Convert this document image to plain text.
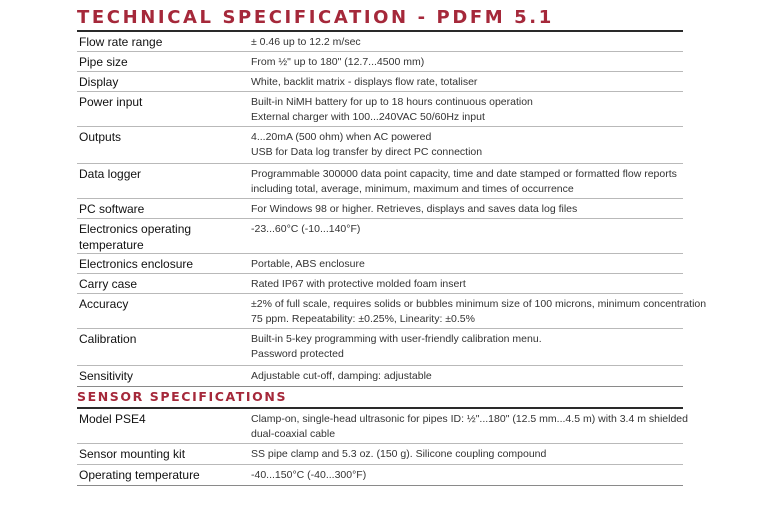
TECHNICAL SPECIFICATION - PDFM 5.1
Flow rate range	± 0.46 up to 12.2 m/sec
Pipe size	From ½" up to 180" (12.7...4500 mm)
Display	White, backlit matrix - displays flow rate, totaliser
Power input	Built-in NiMH battery for up to 18 hours continuous operation
External charger with 100...240VAC 50/60Hz input
Outputs	4...20mA (500 ohm) when AC powered
USB for Data log transfer by direct PC connection
Data logger	Programmable 300000 data point capacity, time and date stamped or formatted flow reports
including total, average, minimum, maximum and times of occurrence
PC software	For Windows 98 or higher. Retrieves, displays and saves data log files
Electronics operating
temperature
-23...60°C (-10...140°F)
Electronics enclosure	Portable, ABS enclosure
Carry case	Rated IP67 with protective molded foam insert
Accuracy	±2% of full scale, requires solids or bubbles minimum size of 100 microns, minimum concentration
75 ppm. Repeatability: ±0.25%, Linearity: ±0.5%
Calibration	Built-in 5-key programming with user-friendly calibration menu.
Password protected
Sensitivity	Adjustable cut-off, damping: adjustable
SENSOR SPECIFICATIONS
Model PSE4	Clamp-on, single-head ultrasonic for pipes ID: ½"...180" (12.5 mm...4.5 m) with 3.4 m shielded
dual-coaxial cable
Sensor mounting kit	SS pipe clamp and 5.3 oz. (150 g). Silicone coupling compound
Operating temperature	-40...150°C (-40...300°F)
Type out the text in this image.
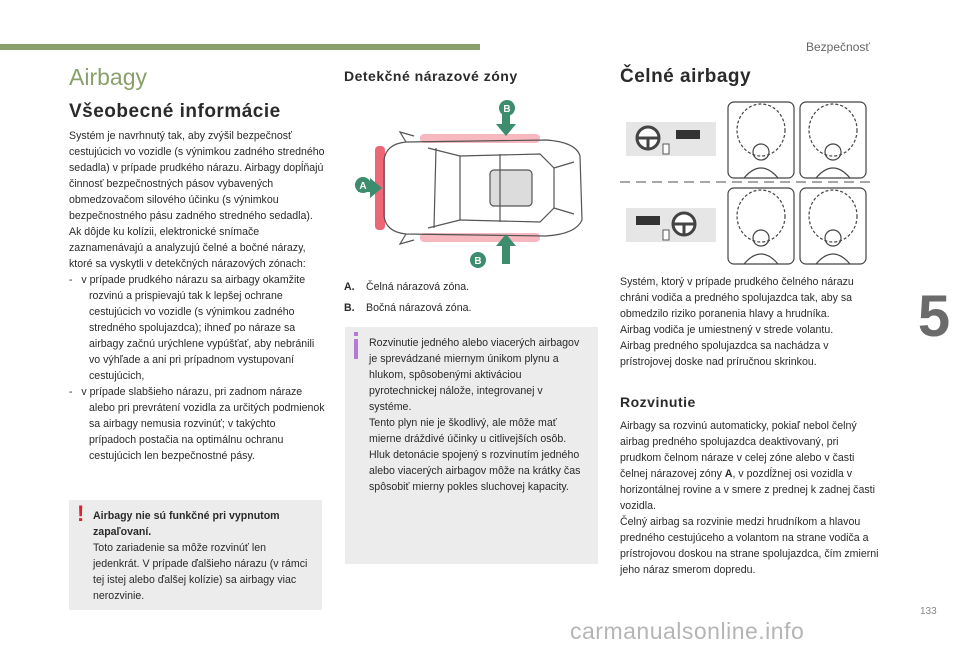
Bezpečnosť
5
Airbagy
Všeobecné informácie
Systém je navrhnutý tak, aby zvýšil bezpečnosť cestujúcich vo vozidle (s výnimkou zadného stredného sedadla) v prípade prudkého nárazu. Airbagy dopĺňajú činnosť bezpečnostných pásov vybavených obmedzovačom silového účinku (s výnimkou bezpečnostného pásu zadného stredného sedadla).
Ak dôjde ku kolízii, elektronické snímače zaznamenávajú a analyzujú čelné a bočné nárazy, ktoré sa vyskytli v detekčných nárazových zónach:
-   v prípade prudkého nárazu sa airbagy okamžite rozvinú a prispievajú tak k lepšej ochrane cestujúcich vo vozidle (s výnimkou zadného stredného spolujazdca); ihneď po náraze sa airbagy začnú urýchlene vypúšťať, aby nebránili vo výhľade a ani pri prípadnom vystupovaní cestujúcich,
-   v prípade slabšieho nárazu, pri zadnom náraze alebo pri prevrátení vozidla za určitých podmienok sa airbagy nemusia rozvinúť; v takýchto prípadoch postačia na optimálnu ochranu cestujúcich len bezpečnostné pásy.
! Airbagy nie sú funkčné pri vypnutom zapaľovaní.
Toto zariadenie sa môže rozvinúť len jedenkrát. V prípade ďalšieho nárazu (v rámci tej istej alebo ďalšej kolízie) sa airbagy viac nerozvinie.
Detekčné nárazové zóny
B
B
A
A. Čelná nárazová zóna.
B. Bočná nárazová zóna.
Rozvinutie jedného alebo viacerých airbagov je sprevádzané miernym únikom plynu a hlukom, spôsobenými aktiváciou pyrotechnickej nálože, integrovanej v systéme.
Tento plyn nie je škodlivý, ale môže mať mierne dráždivé účinky u citlivejších osôb. Hluk detonácie spojený s rozvinutím jedného alebo viacerých airbagov môže na krátky čas spôsobiť mierny pokles sluchovej kapacity.
Čelné airbagy
Systém, ktorý v prípade prudkého čelného nárazu chráni vodiča a predného spolujazdca tak, aby sa obmedzilo riziko poranenia hlavy a hrudníka.
Airbag vodiča je umiestnený v strede volantu.
Airbag predného spolujazdca sa nachádza v prístrojovej doske nad príručnou skrinkou.
Rozvinutie
Airbagy sa rozvinú automaticky, pokiaľ nebol čelný airbag predného spolujazdca deaktivovaný, pri prudkom čelnom náraze v celej zóne alebo v časti čelnej nárazovej zóny A, v pozdĺžnej osi vozidla v horizontálnej rovine a v smere z prednej k zadnej časti vozidla.
Čelný airbag sa rozvinie medzi hrudníkom a hlavou predného cestujúceho a volantom na strane vodiča a prístrojovou doskou na strane spolujazdca, čím zmierni jeho náraz smerom dopredu.
133
carmanualsonline.info
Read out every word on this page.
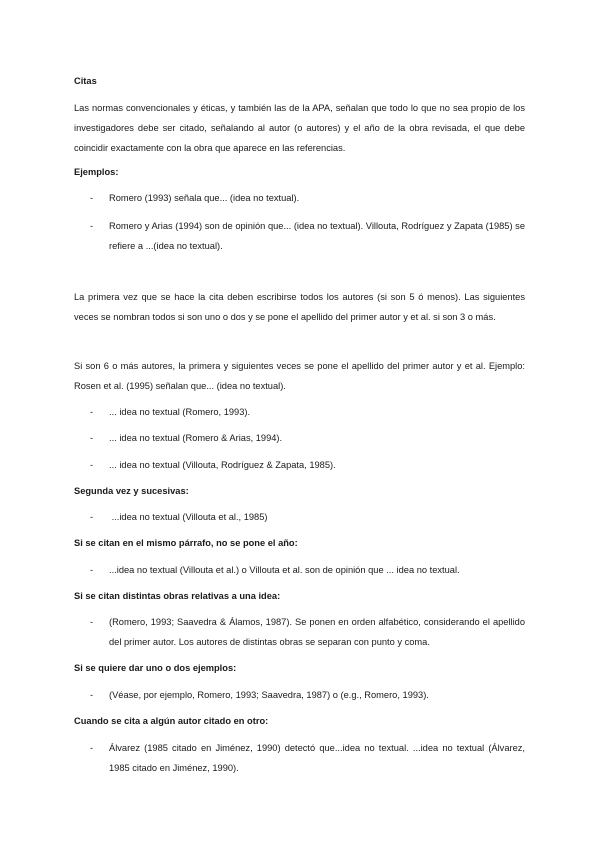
Citas

Las normas convencionales y éticas, y también las de la APA, señalan que todo lo que no sea propio de los investigadores debe ser citado, señalando al autor (o autores) y el año de la obra revisada, el que debe coincidir exactamente con la obra que aparece en las referencias.

Ejemplos:

- Romero (1993) señala que... (idea no textual).

- Romero y Arias (1994) son de opinión que... (idea no textual). Villouta, Rodríguez y Zapata (1985) se refiere a ...(idea no textual).

La primera vez que se hace la cita deben escribirse todos los autores (si son 5 ó menos). Las siguientes veces se nombran todos si son uno o dos y se pone el apellido del primer autor y et al. si son 3 o más.

Si son 6 o más autores, la primera y siguientes veces se pone el apellido del primer autor y et al. Ejemplo: Rosen et al. (1995) señalan que... (idea no textual).

- ... idea no textual (Romero, 1993).

- ... idea no textual (Romero & Arias, 1994).

- ... idea no textual (Villouta, Rodríguez & Zapata, 1985).

Segunda vez y sucesivas:

- ...idea no textual (Villouta et al., 1985)

Si se citan en el mismo párrafo, no se pone el año:

- ...idea no textual (Villouta et al.) o Villouta et al. son de opinión que ... idea no textual.

Si se citan distintas obras relativas a una idea:

- (Romero, 1993; Saavedra & Álamos, 1987). Se ponen en orden alfabético, considerando el apellido del primer autor. Los autores de distintas obras se separan con punto y coma.

Si se quiere dar uno o dos ejemplos:

- (Véase, por ejemplo, Romero, 1993; Saavedra, 1987) o (e.g., Romero, 1993).

Cuando se cita a algún autor citado en otro:

- Álvarez (1985 citado en Jiménez, 1990) detectó que...idea no textual. ...idea no textual (Álvarez, 1985 citado en Jiménez, 1990).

☆ ☆ ☆

● **Task**
Print the records word for word and exclude any picture they hold.

● **Full answer**
Convert this document image to plain text.
TECHNICAL SPECIFICATION - PDFM 5.1
Flow rate range	± 0.46 up to 12.2 m/sec
Pipe size	From ½" up to 180" (12.7...4500 mm)
Display	White, backlit matrix - displays flow rate, totaliser
Power input	Built-in NiMH battery for up to 18 hours continuous operation
External charger with 100...240VAC 50/60Hz input
Outputs	4...20mA (500 ohm) when AC powered
USB for Data log transfer by direct PC connection
Data logger	Programmable 300000 data point capacity, time and date stamped or formatted flow reports
including total, average, minimum, maximum and times of occurrence
PC software	For Windows 98 or higher. Retrieves, displays and saves data log files
Electronics operating
temperature
-23...60°C (-10...140°F)
Electronics enclosure	Portable, ABS enclosure
Carry case	Rated IP67 with protective molded foam insert
Accuracy	±2% of full scale, requires solids or bubbles minimum size of 100 microns, minimum concentration
75 ppm. Repeatability: ±0.25%, Linearity: ±0.5%
Calibration	Built-in 5-key programming with user-friendly calibration menu.
Password protected
Sensitivity	Adjustable cut-off, damping: adjustable
SENSOR SPECIFICATIONS
Model PSE4	Clamp-on, single-head ultrasonic for pipes ID: ½"...180" (12.5 mm...4.5 m) with 3.4 m shielded
dual-coaxial cable
Sensor mounting kit	SS pipe clamp and 5.3 oz. (150 g). Silicone coupling compound
Operating temperature	-40...150°C (-40...300°F)
Type out the text in this image.
Bezpečnosť
5
Airbagy
Všeobecné informácie
Systém je navrhnutý tak, aby zvýšil bezpečnosť cestujúcich vo vozidle (s výnimkou zadného stredného sedadla) v prípade prudkého nárazu. Airbagy dopĺňajú činnosť bezpečnostných pásov vybavených obmedzovačom silového účinku (s výnimkou bezpečnostného pásu zadného stredného sedadla).
Ak dôjde ku kolízii, elektronické snímače zaznamenávajú a analyzujú čelné a bočné nárazy, ktoré sa vyskytli v detekčných nárazových zónach:
-   v prípade prudkého nárazu sa airbagy okamžite rozvinú a prispievajú tak k lepšej ochrane cestujúcich vo vozidle (s výnimkou zadného stredného spolujazdca); ihneď po náraze sa airbagy začnú urýchlene vypúšťať, aby nebránili vo výhľade a ani pri prípadnom vystupovaní cestujúcich,
-   v prípade slabšieho nárazu, pri zadnom náraze alebo pri prevrátení vozidla za určitých podmienok sa airbagy nemusia rozvinúť; v takýchto prípadoch postačia na optimálnu ochranu cestujúcich len bezpečnostné pásy.
! Airbagy nie sú funkčné pri vypnutom zapaľovaní.
Toto zariadenie sa môže rozvinúť len jedenkrát. V prípade ďalšieho nárazu (v rámci tej istej alebo ďalšej kolízie) sa airbagy viac nerozvinie.
Detekčné nárazové zóny
B
B
A
A. Čelná nárazová zóna.
B. Bočná nárazová zóna.
Rozvinutie jedného alebo viacerých airbagov je sprevádzané miernym únikom plynu a hlukom, spôsobenými aktiváciou pyrotechnickej nálože, integrovanej v systéme.
Tento plyn nie je škodlivý, ale môže mať mierne dráždivé účinky u citlivejších osôb. Hluk detonácie spojený s rozvinutím jedného alebo viacerých airbagov môže na krátky čas spôsobiť mierny pokles sluchovej kapacity.
Čelné airbagy
Systém, ktorý v prípade prudkého čelného nárazu chráni vodiča a predného spolujazdca tak, aby sa obmedzilo riziko poranenia hlavy a hrudníka.
Airbag vodiča je umiestnený v strede volantu.
Airbag predného spolujazdca sa nachádza v prístrojovej doske nad príručnou skrinkou.
Rozvinutie
Airbagy sa rozvinú automaticky, pokiaľ nebol čelný airbag predného spolujazdca deaktivovaný, pri prudkom čelnom náraze v celej zóne alebo v časti čelnej nárazovej zóny A, v pozdĺžnej osi vozidla v horizontálnej rovine a v smere z prednej k zadnej časti vozidla.
Čelný airbag sa rozvinie medzi hrudníkom a hlavou predného cestujúceho a volantom na strane vodiča a prístrojovou doskou na strane spolujazdca, čím zmierni jeho náraz smerom dopredu.
133
carmanualsonline.info
Read out every word on this page.
Citas

Las normas convencionales y éticas, y también las de la APA, señalan que todo lo que no sea propio de los investigadores debe ser citado, señalando al autor (o autores) y el año de la obra revisada, el que debe coincidir exactamente con la obra que aparece en las referencias.

Ejemplos:

- Romero (1993) señala que... (idea no textual).

- Romero y Arias (1994) son de opinión que... (idea no textual). Villouta, Rodríguez y Zapata (1985) se refiere a ...(idea no textual).

La primera vez que se hace la cita deben escribirse todos los autores (si son 5 ó menos). Las siguientes veces se nombran todos si son uno o dos y se pone el apellido del primer autor y et al. si son 3 o más.

Si son 6 o más autores, la primera y siguientes veces se pone el apellido del primer autor y et al. Ejemplo: Rosen et al. (1995) señalan que... (idea no textual).

- ... idea no textual (Romero, 1993).

- ... idea no textual (Romero & Arias, 1994).

- ... idea no textual (Villouta, Rodríguez & Zapata, 1985).

Segunda vez y sucesivas:

- ...idea no textual (Villouta et al., 1985)

Si se citan en el mismo párrafo, no se pone el año:

- ...idea no textual (Villouta et al.) o Villouta et al. son de opinión que ... idea no textual.

Si se citan distintas obras relativas a una idea:

- (Romero, 1993; Saavedra & Álamos, 1987). Se ponen en orden alfabético, considerando el apellido del primer autor. Los autores de distintas obras se separan con punto y coma.

Si se quiere dar uno o dos ejemplos:

- (Véase, por ejemplo, Romero, 1993; Saavedra, 1987) o (e.g., Romero, 1993).

Cuando se cita a algún autor citado en otro:

- Álvarez (1985 citado en Jiménez, 1990) detectó que...idea no textual. ...idea no textual (Álvarez, 1985 citado en Jiménez, 1990).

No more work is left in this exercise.